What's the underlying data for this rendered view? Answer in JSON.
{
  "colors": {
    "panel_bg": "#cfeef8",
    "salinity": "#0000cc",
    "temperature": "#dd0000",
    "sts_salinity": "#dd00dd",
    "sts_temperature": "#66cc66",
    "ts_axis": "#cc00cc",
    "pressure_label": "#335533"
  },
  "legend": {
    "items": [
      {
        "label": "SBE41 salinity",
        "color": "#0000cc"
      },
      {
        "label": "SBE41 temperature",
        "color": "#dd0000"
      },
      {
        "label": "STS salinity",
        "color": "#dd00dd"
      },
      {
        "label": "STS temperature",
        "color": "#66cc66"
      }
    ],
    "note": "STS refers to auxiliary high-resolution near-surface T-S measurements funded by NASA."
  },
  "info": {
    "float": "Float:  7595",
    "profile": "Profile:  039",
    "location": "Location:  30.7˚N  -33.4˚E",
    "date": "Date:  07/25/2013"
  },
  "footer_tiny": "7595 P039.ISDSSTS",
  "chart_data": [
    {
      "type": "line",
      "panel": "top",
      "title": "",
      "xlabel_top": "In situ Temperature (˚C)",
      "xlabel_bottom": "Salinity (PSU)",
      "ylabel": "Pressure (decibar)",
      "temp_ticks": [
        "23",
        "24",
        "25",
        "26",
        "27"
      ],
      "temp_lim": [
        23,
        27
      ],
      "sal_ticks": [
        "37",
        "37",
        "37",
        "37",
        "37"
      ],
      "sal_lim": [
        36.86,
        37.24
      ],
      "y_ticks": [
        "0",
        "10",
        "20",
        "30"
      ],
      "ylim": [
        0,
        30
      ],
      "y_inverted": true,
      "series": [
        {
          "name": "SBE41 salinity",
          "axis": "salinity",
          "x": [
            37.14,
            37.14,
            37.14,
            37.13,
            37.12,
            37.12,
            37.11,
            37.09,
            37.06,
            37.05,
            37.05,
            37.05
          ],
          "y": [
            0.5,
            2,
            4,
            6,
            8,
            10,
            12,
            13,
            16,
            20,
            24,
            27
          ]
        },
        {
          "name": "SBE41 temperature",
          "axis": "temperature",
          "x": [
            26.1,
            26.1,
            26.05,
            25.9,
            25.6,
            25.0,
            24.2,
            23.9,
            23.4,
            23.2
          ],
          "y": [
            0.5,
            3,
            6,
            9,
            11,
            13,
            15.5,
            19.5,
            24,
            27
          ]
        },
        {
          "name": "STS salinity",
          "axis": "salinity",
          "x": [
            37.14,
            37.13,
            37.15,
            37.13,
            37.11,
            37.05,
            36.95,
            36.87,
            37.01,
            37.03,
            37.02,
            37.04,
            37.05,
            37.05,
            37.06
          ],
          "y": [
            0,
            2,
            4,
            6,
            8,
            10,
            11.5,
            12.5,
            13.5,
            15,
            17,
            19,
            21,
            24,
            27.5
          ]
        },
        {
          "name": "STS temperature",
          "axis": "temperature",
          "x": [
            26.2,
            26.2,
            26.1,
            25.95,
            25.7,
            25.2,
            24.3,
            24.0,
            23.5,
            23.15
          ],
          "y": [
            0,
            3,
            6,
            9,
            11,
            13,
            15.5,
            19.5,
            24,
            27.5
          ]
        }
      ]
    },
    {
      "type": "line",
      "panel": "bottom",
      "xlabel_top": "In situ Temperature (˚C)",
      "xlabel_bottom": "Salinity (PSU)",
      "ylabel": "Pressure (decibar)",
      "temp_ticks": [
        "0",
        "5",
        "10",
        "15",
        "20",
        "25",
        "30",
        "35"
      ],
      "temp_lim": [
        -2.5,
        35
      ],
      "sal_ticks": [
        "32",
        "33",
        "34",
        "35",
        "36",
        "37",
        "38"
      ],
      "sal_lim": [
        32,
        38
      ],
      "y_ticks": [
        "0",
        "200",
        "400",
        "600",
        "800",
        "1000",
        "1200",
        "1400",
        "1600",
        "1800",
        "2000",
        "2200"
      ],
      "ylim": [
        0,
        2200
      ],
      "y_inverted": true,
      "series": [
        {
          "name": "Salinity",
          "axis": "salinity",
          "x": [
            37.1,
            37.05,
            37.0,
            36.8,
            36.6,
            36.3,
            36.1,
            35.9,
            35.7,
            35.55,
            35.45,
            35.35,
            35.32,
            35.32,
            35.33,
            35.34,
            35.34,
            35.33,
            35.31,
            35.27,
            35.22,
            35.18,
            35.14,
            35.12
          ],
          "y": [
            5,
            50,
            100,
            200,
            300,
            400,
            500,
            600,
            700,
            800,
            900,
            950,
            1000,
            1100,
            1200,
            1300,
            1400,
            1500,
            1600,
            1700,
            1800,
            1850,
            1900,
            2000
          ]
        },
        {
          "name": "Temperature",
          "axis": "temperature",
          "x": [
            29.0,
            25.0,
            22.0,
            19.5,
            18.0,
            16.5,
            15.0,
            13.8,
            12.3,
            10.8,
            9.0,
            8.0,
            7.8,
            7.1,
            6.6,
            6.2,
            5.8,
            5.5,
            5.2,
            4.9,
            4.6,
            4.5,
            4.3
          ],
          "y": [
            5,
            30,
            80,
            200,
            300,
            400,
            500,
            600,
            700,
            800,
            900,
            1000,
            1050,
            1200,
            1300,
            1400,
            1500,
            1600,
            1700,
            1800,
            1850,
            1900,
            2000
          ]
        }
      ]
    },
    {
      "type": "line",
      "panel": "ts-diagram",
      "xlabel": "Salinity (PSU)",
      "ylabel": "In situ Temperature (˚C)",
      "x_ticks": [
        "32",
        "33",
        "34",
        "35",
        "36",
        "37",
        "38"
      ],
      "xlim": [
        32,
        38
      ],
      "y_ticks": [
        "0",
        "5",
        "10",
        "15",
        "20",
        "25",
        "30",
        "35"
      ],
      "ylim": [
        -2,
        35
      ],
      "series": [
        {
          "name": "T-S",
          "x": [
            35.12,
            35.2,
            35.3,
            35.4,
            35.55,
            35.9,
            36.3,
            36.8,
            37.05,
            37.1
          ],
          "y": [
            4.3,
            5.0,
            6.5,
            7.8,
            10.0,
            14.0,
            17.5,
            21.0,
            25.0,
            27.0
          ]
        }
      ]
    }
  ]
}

------------------------

Hand back the material above in full, exactly as written.

What's the underlying data for this rendered view? Answer in JSON.
{
  "colors": {
    "panel_bg": "#cfeef8",
    "salinity": "#0000cc",
    "temperature": "#dd0000",
    "sts_salinity": "#dd00dd",
    "sts_temperature": "#66cc66",
    "ts_axis": "#cc00cc",
    "pressure_label": "#335533"
  },
  "legend": {
    "items": [
      {
        "label": "SBE41 salinity",
        "color": "#0000cc"
      },
      {
        "label": "SBE41 temperature",
        "color": "#dd0000"
      },
      {
        "label": "STS salinity",
        "color": "#dd00dd"
      },
      {
        "label": "STS temperature",
        "color": "#66cc66"
      }
    ],
    "note": "STS refers to auxiliary high-resolution near-surface T-S measurements funded by NASA."
  },
  "info": {
    "float": "Float:  7595",
    "profile": "Profile:  039",
    "location": "Location:  30.7˚N  -33.4˚E",
    "date": "Date:  07/25/2013"
  },
  "footer_tiny": "7595 P039.ISDSSTS",
  "chart_data": [
    {
      "type": "line",
      "panel": "top",
      "title": "",
      "xlabel_top": "In situ Temperature (˚C)",
      "xlabel_bottom": "Salinity (PSU)",
      "ylabel": "Pressure (decibar)",
      "temp_ticks": [
        "23",
        "24",
        "25",
        "26",
        "27"
      ],
      "temp_lim": [
        23,
        27
      ],
      "sal_ticks": [
        "37",
        "37",
        "37",
        "37",
        "37"
      ],
      "sal_lim": [
        36.86,
        37.24
      ],
      "y_ticks": [
        "0",
        "10",
        "20",
        "30"
      ],
      "ylim": [
        0,
        30
      ],
      "y_inverted": true,
      "series": [
        {
          "name": "SBE41 salinity",
          "axis": "salinity",
          "x": [
            37.14,
            37.14,
            37.14,
            37.13,
            37.12,
            37.12,
            37.11,
            37.09,
            37.06,
            37.05,
            37.05,
            37.05
          ],
          "y": [
            0.5,
            2,
            4,
            6,
            8,
            10,
            12,
            13,
            16,
            20,
            24,
            27
          ]
        },
        {
          "name": "SBE41 temperature",
          "axis": "temperature",
          "x": [
            26.1,
            26.1,
            26.05,
            25.9,
            25.6,
            25.0,
            24.2,
            23.9,
            23.4,
            23.2
          ],
          "y": [
            0.5,
            3,
            6,
            9,
            11,
            13,
            15.5,
            19.5,
            24,
            27
          ]
        },
        {
          "name": "STS salinity",
          "axis": "salinity",
          "x": [
            37.14,
            37.13,
            37.15,
            37.13,
            37.11,
            37.05,
            36.95,
            36.87,
            37.01,
            37.03,
            37.02,
            37.04,
            37.05,
            37.05,
            37.06
          ],
          "y": [
            0,
            2,
            4,
            6,
            8,
            10,
            11.5,
            12.5,
            13.5,
            15,
            17,
            19,
            21,
            24,
            27.5
          ]
        },
        {
          "name": "STS temperature",
          "axis": "temperature",
          "x": [
            26.2,
            26.2,
            26.1,
            25.95,
            25.7,
            25.2,
            24.3,
            24.0,
            23.5,
            23.15
          ],
          "y": [
            0,
            3,
            6,
            9,
            11,
            13,
            15.5,
            19.5,
            24,
            27.5
          ]
        }
      ]
    },
    {
      "type": "line",
      "panel": "bottom",
      "xlabel_top": "In situ Temperature (˚C)",
      "xlabel_bottom": "Salinity (PSU)",
      "ylabel": "Pressure (decibar)",
      "temp_ticks": [
        "0",
        "5",
        "10",
        "15",
        "20",
        "25",
        "30",
        "35"
      ],
      "temp_lim": [
        -2.5,
        35
      ],
      "sal_ticks": [
        "32",
        "33",
        "34",
        "35",
        "36",
        "37",
        "38"
      ],
      "sal_lim": [
        32,
        38
      ],
      "y_ticks": [
        "0",
        "200",
        "400",
        "600",
        "800",
        "1000",
        "1200",
        "1400",
        "1600",
        "1800",
        "2000",
        "2200"
      ],
      "ylim": [
        0,
        2200
      ],
      "y_inverted": true,
      "series": [
        {
          "name": "Salinity",
          "axis": "salinity",
          "x": [
            37.1,
            37.05,
            37.0,
            36.8,
            36.6,
            36.3,
            36.1,
            35.9,
            35.7,
            35.55,
            35.45,
            35.35,
            35.32,
            35.32,
            35.33,
            35.34,
            35.34,
            35.33,
            35.31,
            35.27,
            35.22,
            35.18,
            35.14,
            35.12
          ],
          "y": [
            5,
            50,
            100,
            200,
            300,
            400,
            500,
            600,
            700,
            800,
            900,
            950,
            1000,
            1100,
            1200,
            1300,
            1400,
            1500,
            1600,
            1700,
            1800,
            1850,
            1900,
            2000
          ]
        },
        {
          "name": "Temperature",
          "axis": "temperature",
          "x": [
            29.0,
            25.0,
            22.0,
            19.5,
            18.0,
            16.5,
            15.0,
            13.8,
            12.3,
            10.8,
            9.0,
            8.0,
            7.8,
            7.1,
            6.6,
            6.2,
            5.8,
            5.5,
            5.2,
            4.9,
            4.6,
            4.5,
            4.3
          ],
          "y": [
            5,
            30,
            80,
            200,
            300,
            400,
            500,
            600,
            700,
            800,
            900,
            1000,
            1050,
            1200,
            1300,
            1400,
            1500,
            1600,
            1700,
            1800,
            1850,
            1900,
            2000
          ]
        }
      ]
    },
    {
      "type": "line",
      "panel": "ts-diagram",
      "xlabel": "Salinity (PSU)",
      "ylabel": "In situ Temperature (˚C)",
      "x_ticks": [
        "32",
        "33",
        "34",
        "35",
        "36",
        "37",
        "38"
      ],
      "xlim": [
        32,
        38
      ],
      "y_ticks": [
        "0",
        "5",
        "10",
        "15",
        "20",
        "25",
        "30",
        "35"
      ],
      "ylim": [
        -2,
        35
      ],
      "series": [
        {
          "name": "T-S",
          "x": [
            35.12,
            35.2,
            35.3,
            35.4,
            35.55,
            35.9,
            36.3,
            36.8,
            37.05,
            37.1
          ],
          "y": [
            4.3,
            5.0,
            6.5,
            7.8,
            10.0,
            14.0,
            17.5,
            21.0,
            25.0,
            27.0
          ]
        }
      ]
    }
  ]
}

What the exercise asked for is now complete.